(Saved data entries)

○ ○ ○ ○ ○ ○ ○

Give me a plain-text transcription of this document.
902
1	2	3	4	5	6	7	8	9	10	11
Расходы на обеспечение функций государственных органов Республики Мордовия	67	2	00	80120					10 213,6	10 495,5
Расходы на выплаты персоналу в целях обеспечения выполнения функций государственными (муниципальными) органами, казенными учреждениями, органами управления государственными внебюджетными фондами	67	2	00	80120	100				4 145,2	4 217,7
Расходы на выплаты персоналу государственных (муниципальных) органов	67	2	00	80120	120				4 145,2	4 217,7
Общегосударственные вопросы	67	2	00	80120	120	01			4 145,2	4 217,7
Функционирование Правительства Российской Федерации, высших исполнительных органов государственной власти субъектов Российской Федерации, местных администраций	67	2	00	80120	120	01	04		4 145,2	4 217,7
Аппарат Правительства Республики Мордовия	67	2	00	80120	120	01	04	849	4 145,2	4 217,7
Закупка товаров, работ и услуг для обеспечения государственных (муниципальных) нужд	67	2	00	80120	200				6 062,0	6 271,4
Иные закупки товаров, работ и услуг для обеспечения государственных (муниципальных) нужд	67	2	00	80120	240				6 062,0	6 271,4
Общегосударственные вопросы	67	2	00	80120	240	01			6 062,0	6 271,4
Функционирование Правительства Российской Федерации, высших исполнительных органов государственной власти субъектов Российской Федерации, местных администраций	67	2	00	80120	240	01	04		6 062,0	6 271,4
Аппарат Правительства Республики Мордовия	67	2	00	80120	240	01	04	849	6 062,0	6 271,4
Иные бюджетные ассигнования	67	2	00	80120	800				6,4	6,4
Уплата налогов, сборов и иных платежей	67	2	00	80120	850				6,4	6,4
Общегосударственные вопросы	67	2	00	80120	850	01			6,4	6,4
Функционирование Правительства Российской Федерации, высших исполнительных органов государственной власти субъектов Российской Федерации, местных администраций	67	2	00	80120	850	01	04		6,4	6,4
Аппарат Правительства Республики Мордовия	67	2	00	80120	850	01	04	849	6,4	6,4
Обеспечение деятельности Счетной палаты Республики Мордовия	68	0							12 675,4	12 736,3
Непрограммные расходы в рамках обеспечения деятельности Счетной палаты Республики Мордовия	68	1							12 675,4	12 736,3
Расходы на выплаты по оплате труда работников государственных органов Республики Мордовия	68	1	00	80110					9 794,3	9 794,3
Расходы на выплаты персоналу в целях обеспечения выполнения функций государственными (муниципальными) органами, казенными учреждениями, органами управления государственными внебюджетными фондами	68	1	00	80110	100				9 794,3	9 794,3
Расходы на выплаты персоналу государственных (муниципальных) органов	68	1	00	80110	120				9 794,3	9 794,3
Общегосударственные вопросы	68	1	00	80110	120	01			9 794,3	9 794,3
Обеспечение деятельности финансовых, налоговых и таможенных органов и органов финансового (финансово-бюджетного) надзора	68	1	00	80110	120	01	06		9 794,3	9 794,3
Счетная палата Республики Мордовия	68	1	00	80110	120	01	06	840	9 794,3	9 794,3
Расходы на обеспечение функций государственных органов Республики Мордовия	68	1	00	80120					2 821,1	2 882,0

○ ○ ○ ○ ○ ○ ○

> What the exercise asks
Extract every line containing the string "казенными" from the material.

> Exercise output
Расходы на выплаты персоналу в целях обеспечения выполнения функций государственными (муниципальными) органами, казенными учреждениями, органами управления государственными внебюджетными фондами	67	2	00	80120	100				4 145,2	4 217,7
Расходы на выплаты персоналу в целях обеспечения выполнения функций государственными (муниципальными) органами, казенными учреждениями, органами управления государственными внебюджетными фондами	68	1	00	80110	100				9 794,3	9 794,3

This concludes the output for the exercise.